What you are asked to do: Convert every line of the source data rows below into a Markdown table with two columns, "No." for the row number and "Line" for the line itself. Omit the blank lines.

(Source data)
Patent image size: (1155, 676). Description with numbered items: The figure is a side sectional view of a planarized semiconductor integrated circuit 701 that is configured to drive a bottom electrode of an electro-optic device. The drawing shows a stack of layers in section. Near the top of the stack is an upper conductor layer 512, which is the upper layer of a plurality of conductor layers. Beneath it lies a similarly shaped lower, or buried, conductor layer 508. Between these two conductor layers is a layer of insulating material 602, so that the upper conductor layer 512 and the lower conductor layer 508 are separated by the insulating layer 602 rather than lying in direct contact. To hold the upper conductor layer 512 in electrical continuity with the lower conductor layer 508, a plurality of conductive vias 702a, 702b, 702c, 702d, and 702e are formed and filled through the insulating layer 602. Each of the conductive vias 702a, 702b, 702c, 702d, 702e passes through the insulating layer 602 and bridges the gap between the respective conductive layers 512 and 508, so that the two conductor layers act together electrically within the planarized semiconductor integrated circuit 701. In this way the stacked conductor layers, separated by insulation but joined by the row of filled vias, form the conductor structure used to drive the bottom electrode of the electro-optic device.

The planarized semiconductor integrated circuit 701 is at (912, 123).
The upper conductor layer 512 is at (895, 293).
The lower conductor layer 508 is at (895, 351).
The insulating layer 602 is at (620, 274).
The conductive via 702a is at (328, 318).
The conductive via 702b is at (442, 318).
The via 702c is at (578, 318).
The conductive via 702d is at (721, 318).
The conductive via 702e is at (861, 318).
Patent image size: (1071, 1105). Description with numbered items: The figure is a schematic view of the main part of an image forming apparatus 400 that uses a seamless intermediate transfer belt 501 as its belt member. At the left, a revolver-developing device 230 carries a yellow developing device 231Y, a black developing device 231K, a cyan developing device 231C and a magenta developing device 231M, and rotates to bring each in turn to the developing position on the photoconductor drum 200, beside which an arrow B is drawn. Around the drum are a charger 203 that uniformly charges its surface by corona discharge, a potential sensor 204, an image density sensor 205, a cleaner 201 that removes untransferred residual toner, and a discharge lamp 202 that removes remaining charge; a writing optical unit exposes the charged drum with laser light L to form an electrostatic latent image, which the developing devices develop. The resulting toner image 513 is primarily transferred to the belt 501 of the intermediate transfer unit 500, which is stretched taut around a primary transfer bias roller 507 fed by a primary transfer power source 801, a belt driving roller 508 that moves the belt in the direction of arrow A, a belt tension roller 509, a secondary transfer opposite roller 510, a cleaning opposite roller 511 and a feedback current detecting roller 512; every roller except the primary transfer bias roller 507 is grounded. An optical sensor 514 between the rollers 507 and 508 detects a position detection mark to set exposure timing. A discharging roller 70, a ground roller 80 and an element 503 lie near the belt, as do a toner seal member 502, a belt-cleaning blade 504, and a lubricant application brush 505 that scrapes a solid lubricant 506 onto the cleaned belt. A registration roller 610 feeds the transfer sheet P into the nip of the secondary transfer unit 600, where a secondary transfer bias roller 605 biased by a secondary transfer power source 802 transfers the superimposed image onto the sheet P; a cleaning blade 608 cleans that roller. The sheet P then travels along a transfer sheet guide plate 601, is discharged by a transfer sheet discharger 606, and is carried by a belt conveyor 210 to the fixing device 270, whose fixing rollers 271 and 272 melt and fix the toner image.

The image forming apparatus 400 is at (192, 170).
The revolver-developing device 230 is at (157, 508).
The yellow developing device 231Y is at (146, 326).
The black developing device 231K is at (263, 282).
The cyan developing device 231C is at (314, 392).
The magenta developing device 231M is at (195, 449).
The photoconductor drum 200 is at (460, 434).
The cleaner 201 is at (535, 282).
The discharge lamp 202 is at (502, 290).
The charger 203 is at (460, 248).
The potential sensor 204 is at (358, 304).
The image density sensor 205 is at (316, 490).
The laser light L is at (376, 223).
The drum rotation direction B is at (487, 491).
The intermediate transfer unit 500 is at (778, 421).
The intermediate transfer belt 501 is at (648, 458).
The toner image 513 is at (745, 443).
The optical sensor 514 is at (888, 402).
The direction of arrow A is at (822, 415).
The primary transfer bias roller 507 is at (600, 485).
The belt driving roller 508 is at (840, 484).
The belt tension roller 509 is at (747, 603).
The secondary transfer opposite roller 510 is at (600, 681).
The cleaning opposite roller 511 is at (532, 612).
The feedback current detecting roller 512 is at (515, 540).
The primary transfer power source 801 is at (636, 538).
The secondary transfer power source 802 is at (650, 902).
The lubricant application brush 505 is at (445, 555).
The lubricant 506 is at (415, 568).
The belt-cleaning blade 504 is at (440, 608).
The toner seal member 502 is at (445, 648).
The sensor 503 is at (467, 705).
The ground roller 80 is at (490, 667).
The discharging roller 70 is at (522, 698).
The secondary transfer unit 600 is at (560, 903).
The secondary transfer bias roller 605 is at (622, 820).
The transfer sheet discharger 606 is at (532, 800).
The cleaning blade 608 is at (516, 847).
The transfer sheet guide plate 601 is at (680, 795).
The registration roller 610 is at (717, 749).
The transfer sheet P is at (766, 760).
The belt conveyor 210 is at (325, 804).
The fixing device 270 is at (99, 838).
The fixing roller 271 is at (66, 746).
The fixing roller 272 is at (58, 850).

Reply to the exercise:
| No. | Line |
|---|---|
| 1 | Patent image size: (1155, 676). Description with numbered items: The figure is a side sectional view of a planarized semiconductor integrated circuit 701 that is configured to drive a bottom electrode of an electro-optic device. The drawing shows a stack of layers in section. Near the top of the stack is an upper conductor layer 512, which is the upper layer of a plurality of conductor layers. Beneath it lies a similarly shaped lower, or buried, conductor layer 508. Between these two conductor layers is a layer of insulating material 602, so that the upper conductor layer 512 and the lower conductor layer 508 are separated by the insulating layer 602 rather than lying in direct contact. To hold the upper conductor layer 512 in electrical continuity with the lower conductor layer 508, a plurality of conductive vias 702a, 702b, 702c, 702d, and 702e are formed and filled through the insulating layer 602. Each of the conductive vias 702a, 702b, 702c, 702d, 702e passes through the insulating layer 602 and bridges the gap between the respective conductive layers 512 and 508, so that the two conductor layers act together electrically within the planarized semiconductor integrated circuit 701. In this way the stacked conductor layers, separated by insulation but joined by the row of filled vias, form the conductor structure used to drive the bottom electrode of the electro-optic device. |
| 2 | The planarized semiconductor integrated circuit 701 is at (912, 123). |
| 3 | The upper conductor layer 512 is at (895, 293). |
| 4 | The lower conductor layer 508 is at (895, 351). |
| 5 | The insulating layer 602 is at (620, 274). |
| 6 | The conductive via 702a is at (328, 318). |
| 7 | The conductive via 702b is at (442, 318). |
| 8 | The via 702c is at (578, 318). |
| 9 | The conductive via 702d is at (721, 318). |
| 10 | The conductive via 702e is at (861, 318). |
| 11 | Patent image size: (1071, 1105). Description with numbered items: The figure is a schematic view of the main part of an image forming apparatus 400 that uses a seamless intermediate transfer belt 501 as its belt member. At the left, a revolver-developing device 230 carries a yellow developing device 231Y, a black developing device 231K, a cyan developing device 231C and a magenta developing device 231M, and rotates to bring each in turn to the developing position on the photoconductor drum 200, beside which an arrow B is drawn. Around the drum are a charger 203 that uniformly charges its surface by corona discharge, a potential sensor 204, an image density sensor 205, a cleaner 201 that removes untransferred residual toner, and a discharge lamp 202 that removes remaining charge; a writing optical unit exposes the charged drum with laser light L to form an electrostatic latent image, which the developing devices develop. The resulting toner image 513 is primarily transferred to the belt 501 of the intermediate transfer unit 500, which is stretched taut around a primary transfer bias roller 507 fed by a primary transfer power source 801, a belt driving roller 508 that moves the belt in the direction of arrow A, a belt tension roller 509, a secondary transfer opposite roller 510, a cleaning opposite roller 511 and a feedback current detecting roller 512; every roller except the primary transfer bias roller 507 is grounded. An optical sensor 514 between the rollers 507 and 508 detects a position detection mark to set exposure timing. A discharging roller 70, a ground roller 80 and an element 503 lie near the belt, as do a toner seal member 502, a belt-cleaning blade 504, and a lubricant application brush 505 that scrapes a solid lubricant 506 onto the cleaned belt. A registration roller 610 feeds the transfer sheet P into the nip of the secondary transfer unit 600, where a secondary transfer bias roller 605 biased by a secondary transfer power source 802 transfers the superimposed image onto the sheet P; a cleaning blade 608 cleans that roller. The sheet P then travels along a transfer sheet guide plate 601, is discharged by a transfer sheet discharger 606, and is carried by a belt conveyor 210 to the fixing device 270, whose fixing rollers 271 and 272 melt and fix the toner image. |
| 12 | The image forming apparatus 400 is at (192, 170). |
| 13 | The revolver-developing device 230 is at (157, 508). |
| 14 | The yellow developing device 231Y is at (146, 326). |
| 15 | The black developing device 231K is at (263, 282). |
| 16 | The cyan developing device 231C is at (314, 392). |
| 17 | The magenta developing device 231M is at (195, 449). |
| 18 | The photoconductor drum 200 is at (460, 434). |
| 19 | The cleaner 201 is at (535, 282). |
| 20 | The discharge lamp 202 is at (502, 290). |
| 21 | The charger 203 is at (460, 248). |
| 22 | The potential sensor 204 is at (358, 304). |
| 23 | The image density sensor 205 is at (316, 490). |
| 24 | The laser light L is at (376, 223). |
| 25 | The drum rotation direction B is at (487, 491). |
| 26 | The intermediate transfer unit 500 is at (778, 421). |
| 27 | The intermediate transfer belt 501 is at (648, 458). |
| 28 | The toner image 513 is at (745, 443). |
| 29 | The optical sensor 514 is at (888, 402). |
| 30 | The direction of arrow A is at (822, 415). |
| 31 | The primary transfer bias roller 507 is at (600, 485). |
| 32 | The belt driving roller 508 is at (840, 484). |
| 33 | The belt tension roller 509 is at (747, 603). |
| 34 | The secondary transfer opposite roller 510 is at (600, 681). |
| 35 | The cleaning opposite roller 511 is at (532, 612). |
| 36 | The feedback current detecting roller 512 is at (515, 540). |
| 37 | The primary transfer power source 801 is at (636, 538). |
| 38 | The secondary transfer power source 802 is at (650, 902). |
| 39 | The lubricant application brush 505 is at (445, 555). |
| 40 | The lubricant 506 is at (415, 568). |
| 41 | The belt-cleaning blade 504 is at (440, 608). |
| 42 | The toner seal member 502 is at (445, 648). |
| 43 | The sensor 503 is at (467, 705). |
| 44 | The ground roller 80 is at (490, 667). |
| 45 | The discharging roller 70 is at (522, 698). |
| 46 | The secondary transfer unit 600 is at (560, 903). |
| 47 | The secondary transfer bias roller 605 is at (622, 820). |
| 48 | The transfer sheet discharger 606 is at (532, 800). |
| 49 | The cleaning blade 608 is at (516, 847). |
| 50 | The transfer sheet guide plate 601 is at (680, 795). |
| 51 | The registration roller 610 is at (717, 749). |
| 52 | The transfer sheet P is at (766, 760). |
| 53 | The belt conveyor 210 is at (325, 804). |
| 54 | The fixing device 270 is at (99, 838). |
| 55 | The fixing roller 271 is at (66, 746). |
| 56 | The fixing roller 272 is at (58, 850). |